PROBLEM STATEMENT:
Write out each entry again. Keep every word exactly as it is.

[start of LISTED ENTRIES]

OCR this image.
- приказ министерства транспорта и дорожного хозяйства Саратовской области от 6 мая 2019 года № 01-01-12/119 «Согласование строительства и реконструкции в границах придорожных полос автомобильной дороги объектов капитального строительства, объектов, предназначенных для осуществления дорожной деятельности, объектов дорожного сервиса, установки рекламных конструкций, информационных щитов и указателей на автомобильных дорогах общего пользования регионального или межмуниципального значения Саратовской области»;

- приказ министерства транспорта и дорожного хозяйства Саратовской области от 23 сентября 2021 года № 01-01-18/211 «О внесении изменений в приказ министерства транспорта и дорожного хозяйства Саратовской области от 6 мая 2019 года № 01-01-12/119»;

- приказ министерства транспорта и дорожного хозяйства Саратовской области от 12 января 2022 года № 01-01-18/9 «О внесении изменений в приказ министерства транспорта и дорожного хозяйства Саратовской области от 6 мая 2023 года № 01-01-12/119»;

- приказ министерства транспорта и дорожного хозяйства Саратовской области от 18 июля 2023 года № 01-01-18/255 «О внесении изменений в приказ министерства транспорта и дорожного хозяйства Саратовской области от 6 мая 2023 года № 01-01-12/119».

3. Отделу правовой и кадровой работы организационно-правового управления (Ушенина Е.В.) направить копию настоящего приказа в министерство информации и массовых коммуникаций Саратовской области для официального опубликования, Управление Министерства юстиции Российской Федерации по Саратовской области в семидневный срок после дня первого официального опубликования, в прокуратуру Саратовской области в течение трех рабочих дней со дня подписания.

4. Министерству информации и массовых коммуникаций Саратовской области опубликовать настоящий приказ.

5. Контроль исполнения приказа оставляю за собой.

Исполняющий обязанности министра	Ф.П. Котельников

[end of LISTED ENTRIES]

RESPONSE TO THE EXERCISE:
OCR this image.
- приказ министерства транспорта и дорожного хозяйства Саратовской области от 6 мая 2019 года № 01-01-12/119 «Согласование строительства и реконструкции в границах придорожных полос автомобильной дороги объектов капитального строительства, объектов, предназначенных для осуществления дорожной деятельности, объектов дорожного сервиса, установки рекламных конструкций, информационных щитов и указателей на автомобильных дорогах общего пользования регионального или межмуниципального значения Саратовской области»;

- приказ министерства транспорта и дорожного хозяйства Саратовской области от 23 сентября 2021 года № 01-01-18/211 «О внесении изменений в приказ министерства транспорта и дорожного хозяйства Саратовской области от 6 мая 2019 года № 01-01-12/119»;

- приказ министерства транспорта и дорожного хозяйства Саратовской области от 12 января 2022 года № 01-01-18/9 «О внесении изменений в приказ министерства транспорта и дорожного хозяйства Саратовской области от 6 мая 2023 года № 01-01-12/119»;

- приказ министерства транспорта и дорожного хозяйства Саратовской области от 18 июля 2023 года № 01-01-18/255 «О внесении изменений в приказ министерства транспорта и дорожного хозяйства Саратовской области от 6 мая 2023 года № 01-01-12/119».

3. Отделу правовой и кадровой работы организационно-правового управления (Ушенина Е.В.) направить копию настоящего приказа в министерство информации и массовых коммуникаций Саратовской области для официального опубликования, Управление Министерства юстиции Российской Федерации по Саратовской области в семидневный срок после дня первого официального опубликования, в прокуратуру Саратовской области в течение трех рабочих дней со дня подписания.

4. Министерству информации и массовых коммуникаций Саратовской области опубликовать настоящий приказ.

5. Контроль исполнения приказа оставляю за собой.

Исполняющий обязанности министра	Ф.П. Котельников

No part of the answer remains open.